> _Written exercise 1_
In the records, update the lines starting with the line that contains "Patent image size: (804, 520)." and going on through the line that contains "The second substrate 20 is at (245, 115).", changing "display panel" to "display screen" and leaving everything else unchanged. Return only those lines.

> _Document text_
========================

By RASHAD ROLLE
Tribune Staff Reporter
AN American woman seeking to build a winter home in Eleuthera has been waiting 11 months for the surveyor general to certify and record her survey plan, a delay even people in the Department of Lands and Surveys privately say is outrageous.
Wisconsin resident Vaughn Rogers said it has been frustrating “to see that this is how The Bahamas system runs”, noting she has hired a lawyer to address her problem and has sent letters to the Office of the Prime Minister and even the US Embassy in Nassau, all to no avail.
According to the Bahamas Association of Lands and Surveys (BALS), her experience has become a feature of the system, not a bug. The association blames acting Surveyor General Thomas Ferguson for the problems.
In the past three years, the body, which has a statutory responsibility to oversee the surveying profession in The Bahamas, quietly sent letters and emails to former Prime Minister Perry Christie and his successor, Dr Hubert Minnis, asking them to remove Mr Ferguson from his post and advertise the position so it can be substantively filled by a qualified surveyor.

========================

> _Written exercise 2_
Copy the part of the article on the Eleuthera survey delay that starts with "According to the" and goes on through "for the problems.".

========================

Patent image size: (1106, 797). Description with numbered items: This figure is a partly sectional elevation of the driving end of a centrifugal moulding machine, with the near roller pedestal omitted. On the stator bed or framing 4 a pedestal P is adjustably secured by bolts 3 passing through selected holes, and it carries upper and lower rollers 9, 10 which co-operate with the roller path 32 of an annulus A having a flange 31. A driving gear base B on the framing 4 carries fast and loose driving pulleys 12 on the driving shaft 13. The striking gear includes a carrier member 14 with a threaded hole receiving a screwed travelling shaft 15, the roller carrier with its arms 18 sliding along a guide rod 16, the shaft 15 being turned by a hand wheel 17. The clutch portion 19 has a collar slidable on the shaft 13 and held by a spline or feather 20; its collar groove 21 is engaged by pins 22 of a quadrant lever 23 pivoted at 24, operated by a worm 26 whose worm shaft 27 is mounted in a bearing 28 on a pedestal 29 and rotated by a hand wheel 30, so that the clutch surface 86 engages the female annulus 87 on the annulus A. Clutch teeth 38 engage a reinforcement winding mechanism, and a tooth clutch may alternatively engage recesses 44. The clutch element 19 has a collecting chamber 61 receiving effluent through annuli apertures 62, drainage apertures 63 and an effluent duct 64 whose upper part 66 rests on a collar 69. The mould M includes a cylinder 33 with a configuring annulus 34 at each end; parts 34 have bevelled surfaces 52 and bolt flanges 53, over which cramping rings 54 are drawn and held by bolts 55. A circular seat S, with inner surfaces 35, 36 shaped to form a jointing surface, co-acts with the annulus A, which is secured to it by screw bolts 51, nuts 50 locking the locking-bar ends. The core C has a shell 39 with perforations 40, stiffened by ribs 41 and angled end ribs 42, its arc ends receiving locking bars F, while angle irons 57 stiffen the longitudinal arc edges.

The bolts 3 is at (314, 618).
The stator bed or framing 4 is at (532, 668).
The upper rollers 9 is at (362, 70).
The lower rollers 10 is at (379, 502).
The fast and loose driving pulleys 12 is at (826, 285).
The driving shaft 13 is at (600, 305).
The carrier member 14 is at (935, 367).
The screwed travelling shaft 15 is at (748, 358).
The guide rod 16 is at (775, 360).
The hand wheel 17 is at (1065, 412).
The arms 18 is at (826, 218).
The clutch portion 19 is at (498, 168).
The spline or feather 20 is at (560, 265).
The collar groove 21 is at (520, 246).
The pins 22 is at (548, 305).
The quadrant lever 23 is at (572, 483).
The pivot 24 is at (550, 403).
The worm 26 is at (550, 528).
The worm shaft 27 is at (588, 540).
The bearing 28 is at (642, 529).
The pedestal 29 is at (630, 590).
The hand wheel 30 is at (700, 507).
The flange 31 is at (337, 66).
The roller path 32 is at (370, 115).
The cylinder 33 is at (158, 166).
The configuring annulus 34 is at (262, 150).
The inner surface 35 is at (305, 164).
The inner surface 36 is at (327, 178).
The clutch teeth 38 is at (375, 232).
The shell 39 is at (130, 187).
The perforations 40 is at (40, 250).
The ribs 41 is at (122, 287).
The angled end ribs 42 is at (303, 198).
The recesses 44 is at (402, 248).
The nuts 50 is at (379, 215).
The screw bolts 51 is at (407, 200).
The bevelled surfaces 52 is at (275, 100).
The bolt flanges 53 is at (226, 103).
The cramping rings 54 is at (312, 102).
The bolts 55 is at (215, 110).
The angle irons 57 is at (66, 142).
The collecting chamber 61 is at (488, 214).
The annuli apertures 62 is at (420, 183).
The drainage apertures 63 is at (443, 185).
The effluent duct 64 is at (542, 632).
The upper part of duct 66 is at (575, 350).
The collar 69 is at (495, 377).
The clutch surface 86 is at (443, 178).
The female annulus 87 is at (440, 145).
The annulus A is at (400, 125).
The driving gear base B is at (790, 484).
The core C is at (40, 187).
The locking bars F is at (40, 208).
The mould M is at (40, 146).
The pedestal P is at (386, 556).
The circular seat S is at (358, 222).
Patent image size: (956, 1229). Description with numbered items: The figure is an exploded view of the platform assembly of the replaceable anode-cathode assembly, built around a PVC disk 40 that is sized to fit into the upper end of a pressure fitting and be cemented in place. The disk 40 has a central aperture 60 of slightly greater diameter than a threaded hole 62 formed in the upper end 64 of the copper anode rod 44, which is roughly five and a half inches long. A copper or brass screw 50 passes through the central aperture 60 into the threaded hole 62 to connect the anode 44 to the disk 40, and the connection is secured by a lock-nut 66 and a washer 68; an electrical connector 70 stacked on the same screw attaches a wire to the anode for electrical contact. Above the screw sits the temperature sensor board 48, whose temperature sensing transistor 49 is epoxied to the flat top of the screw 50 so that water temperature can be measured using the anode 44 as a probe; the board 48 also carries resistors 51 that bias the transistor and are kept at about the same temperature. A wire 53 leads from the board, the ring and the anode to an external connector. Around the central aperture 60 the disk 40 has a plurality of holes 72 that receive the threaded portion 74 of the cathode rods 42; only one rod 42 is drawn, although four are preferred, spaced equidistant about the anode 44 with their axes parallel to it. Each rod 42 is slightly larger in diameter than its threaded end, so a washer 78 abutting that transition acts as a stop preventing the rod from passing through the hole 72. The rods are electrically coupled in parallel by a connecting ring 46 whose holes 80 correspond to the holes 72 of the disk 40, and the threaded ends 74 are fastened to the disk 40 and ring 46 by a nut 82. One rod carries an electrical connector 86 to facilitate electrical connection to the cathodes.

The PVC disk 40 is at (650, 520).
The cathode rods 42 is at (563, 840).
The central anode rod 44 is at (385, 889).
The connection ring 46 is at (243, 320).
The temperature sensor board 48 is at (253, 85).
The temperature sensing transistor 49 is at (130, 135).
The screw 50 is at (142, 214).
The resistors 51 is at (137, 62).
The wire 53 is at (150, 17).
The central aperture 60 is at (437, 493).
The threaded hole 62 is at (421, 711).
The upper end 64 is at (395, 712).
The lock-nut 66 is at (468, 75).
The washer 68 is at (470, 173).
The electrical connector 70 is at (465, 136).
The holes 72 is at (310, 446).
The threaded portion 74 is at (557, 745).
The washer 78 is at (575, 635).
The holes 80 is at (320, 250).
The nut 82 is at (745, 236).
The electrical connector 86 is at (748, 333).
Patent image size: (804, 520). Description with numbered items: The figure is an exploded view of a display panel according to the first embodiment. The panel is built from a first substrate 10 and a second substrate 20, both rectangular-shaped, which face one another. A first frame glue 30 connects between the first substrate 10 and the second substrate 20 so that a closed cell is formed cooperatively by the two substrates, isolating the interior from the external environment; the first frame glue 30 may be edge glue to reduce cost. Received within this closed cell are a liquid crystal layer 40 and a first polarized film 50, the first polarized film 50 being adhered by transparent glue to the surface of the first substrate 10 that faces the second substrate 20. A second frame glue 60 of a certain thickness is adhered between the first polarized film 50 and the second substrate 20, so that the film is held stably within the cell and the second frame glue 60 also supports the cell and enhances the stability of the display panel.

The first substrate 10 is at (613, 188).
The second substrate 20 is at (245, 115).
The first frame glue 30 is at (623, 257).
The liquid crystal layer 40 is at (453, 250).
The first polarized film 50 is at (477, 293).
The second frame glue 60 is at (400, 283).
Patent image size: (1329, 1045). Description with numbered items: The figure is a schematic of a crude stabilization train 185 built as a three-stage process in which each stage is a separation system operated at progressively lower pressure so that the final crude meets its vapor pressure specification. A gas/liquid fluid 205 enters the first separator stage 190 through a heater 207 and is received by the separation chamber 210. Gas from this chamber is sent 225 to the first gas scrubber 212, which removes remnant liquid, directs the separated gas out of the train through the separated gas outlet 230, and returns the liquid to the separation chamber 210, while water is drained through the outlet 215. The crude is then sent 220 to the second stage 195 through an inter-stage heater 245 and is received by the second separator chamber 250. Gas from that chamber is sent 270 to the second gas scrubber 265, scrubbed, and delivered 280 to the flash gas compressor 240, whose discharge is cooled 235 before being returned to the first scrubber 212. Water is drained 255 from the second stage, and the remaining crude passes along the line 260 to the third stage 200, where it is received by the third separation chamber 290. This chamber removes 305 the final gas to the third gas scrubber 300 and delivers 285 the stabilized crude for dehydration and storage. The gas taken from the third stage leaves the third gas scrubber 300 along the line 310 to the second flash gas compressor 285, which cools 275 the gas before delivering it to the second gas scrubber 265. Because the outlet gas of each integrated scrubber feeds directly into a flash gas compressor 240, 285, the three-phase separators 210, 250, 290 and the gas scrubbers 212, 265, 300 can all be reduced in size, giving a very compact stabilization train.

========================

> _Task response 1_
Patent image size: (804, 520). Description with numbered items: The figure is an exploded view of a display screen according to the first embodiment. The panel is built from a first substrate 10 and a second substrate 20, both rectangular-shaped, which face one another. A first frame glue 30 connects between the first substrate 10 and the second substrate 20 so that a closed cell is formed cooperatively by the two substrates, isolating the interior from the external environment; the first frame glue 30 may be edge glue to reduce cost. Received within this closed cell are a liquid crystal layer 40 and a first polarized film 50, the first polarized film 50 being adhered by transparent glue to the surface of the first substrate 10 that faces the second substrate 20. A second frame glue 60 of a certain thickness is adhered between the first polarized film 50 and the second substrate 20, so that the film is held stably within the cell and the second frame glue 60 also supports the cell and enhances the stability of the display screen.

The first substrate 10 is at (613, 188).
The second substrate 20 is at (245, 115).

> _Task response 2_
According to the Bahamas Association of Lands and Surveys (BALS), her experience has become a feature of the system, not a bug. The association blames acting Surveyor General Thomas Ferguson for the problems.